Input data:

----

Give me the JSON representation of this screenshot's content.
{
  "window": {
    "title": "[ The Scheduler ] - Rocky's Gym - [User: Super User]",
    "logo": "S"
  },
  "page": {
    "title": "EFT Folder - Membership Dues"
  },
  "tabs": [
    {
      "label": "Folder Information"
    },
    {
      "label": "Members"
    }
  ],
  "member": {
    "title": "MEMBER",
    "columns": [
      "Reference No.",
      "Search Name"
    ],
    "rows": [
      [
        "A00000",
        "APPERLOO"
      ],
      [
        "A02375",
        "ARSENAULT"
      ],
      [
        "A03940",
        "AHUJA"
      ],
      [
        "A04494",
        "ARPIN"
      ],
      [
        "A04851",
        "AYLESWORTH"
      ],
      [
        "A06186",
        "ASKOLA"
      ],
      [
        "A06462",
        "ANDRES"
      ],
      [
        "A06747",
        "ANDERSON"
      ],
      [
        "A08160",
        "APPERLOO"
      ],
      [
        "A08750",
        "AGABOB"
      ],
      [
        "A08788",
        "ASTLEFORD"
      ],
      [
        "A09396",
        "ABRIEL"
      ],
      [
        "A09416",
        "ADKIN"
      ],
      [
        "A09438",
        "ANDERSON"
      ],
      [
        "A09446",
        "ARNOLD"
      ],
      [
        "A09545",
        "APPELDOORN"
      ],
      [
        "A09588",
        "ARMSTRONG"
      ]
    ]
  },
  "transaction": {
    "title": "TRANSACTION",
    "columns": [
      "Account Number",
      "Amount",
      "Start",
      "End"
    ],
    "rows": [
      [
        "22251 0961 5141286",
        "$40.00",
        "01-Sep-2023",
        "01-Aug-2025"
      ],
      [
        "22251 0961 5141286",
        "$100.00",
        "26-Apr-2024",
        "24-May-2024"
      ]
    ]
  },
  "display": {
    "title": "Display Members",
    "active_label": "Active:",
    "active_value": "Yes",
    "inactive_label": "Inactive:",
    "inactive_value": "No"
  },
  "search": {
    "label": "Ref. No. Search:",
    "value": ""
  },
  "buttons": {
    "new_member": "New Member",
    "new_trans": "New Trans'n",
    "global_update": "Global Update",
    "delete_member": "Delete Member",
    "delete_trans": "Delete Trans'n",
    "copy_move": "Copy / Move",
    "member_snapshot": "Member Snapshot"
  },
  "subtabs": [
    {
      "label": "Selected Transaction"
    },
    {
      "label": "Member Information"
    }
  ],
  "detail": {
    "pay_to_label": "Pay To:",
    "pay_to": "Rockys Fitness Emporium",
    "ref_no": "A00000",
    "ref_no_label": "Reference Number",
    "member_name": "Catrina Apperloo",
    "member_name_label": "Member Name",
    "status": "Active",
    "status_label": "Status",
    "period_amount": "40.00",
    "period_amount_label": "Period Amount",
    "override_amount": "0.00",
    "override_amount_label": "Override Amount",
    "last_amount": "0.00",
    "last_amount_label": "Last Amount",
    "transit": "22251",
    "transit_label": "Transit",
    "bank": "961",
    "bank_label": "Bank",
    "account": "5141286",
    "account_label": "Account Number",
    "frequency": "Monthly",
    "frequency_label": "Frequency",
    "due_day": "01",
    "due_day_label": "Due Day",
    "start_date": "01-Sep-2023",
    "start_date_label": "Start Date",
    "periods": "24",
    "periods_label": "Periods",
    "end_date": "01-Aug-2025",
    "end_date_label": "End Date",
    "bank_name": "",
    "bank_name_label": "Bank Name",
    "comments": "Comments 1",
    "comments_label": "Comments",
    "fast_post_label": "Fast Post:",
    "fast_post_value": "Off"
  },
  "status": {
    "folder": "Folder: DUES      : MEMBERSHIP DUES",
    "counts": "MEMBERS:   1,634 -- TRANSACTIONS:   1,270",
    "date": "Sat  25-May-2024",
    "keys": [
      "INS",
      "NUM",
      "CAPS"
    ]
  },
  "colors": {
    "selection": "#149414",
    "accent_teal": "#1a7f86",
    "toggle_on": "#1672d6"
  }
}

----

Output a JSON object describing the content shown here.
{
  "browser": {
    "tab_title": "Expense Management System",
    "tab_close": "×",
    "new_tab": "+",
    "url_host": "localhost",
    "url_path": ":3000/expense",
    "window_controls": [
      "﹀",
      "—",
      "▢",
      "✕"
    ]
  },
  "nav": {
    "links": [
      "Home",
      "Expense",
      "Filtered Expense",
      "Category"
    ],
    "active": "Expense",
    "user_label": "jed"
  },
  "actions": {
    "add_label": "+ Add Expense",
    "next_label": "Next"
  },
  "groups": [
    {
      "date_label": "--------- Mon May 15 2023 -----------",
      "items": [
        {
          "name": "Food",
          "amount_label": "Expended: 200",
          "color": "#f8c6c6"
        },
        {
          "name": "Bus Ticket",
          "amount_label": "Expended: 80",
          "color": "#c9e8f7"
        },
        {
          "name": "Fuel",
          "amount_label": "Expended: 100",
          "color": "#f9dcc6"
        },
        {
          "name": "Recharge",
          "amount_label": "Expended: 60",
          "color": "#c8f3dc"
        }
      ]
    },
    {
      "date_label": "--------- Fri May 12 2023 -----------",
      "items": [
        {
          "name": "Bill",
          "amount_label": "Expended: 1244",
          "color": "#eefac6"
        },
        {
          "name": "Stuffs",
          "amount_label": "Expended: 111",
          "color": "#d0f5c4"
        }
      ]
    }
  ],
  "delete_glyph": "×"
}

----

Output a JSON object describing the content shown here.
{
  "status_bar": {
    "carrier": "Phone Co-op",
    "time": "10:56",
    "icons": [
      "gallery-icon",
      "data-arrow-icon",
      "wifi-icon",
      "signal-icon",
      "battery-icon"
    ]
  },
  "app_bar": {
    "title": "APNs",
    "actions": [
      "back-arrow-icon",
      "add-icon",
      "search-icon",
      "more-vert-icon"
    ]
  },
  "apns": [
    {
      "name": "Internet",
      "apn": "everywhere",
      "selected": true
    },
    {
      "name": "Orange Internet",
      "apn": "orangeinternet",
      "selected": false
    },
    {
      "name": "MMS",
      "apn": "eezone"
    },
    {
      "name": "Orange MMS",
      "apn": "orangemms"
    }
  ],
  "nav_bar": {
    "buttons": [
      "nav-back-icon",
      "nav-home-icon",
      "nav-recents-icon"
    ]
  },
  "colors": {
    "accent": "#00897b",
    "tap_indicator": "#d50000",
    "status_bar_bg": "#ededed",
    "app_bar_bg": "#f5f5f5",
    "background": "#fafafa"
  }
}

----

Of the lines in the material, how many include "Information"? Respond with the number alone.

Output for this exercise:
2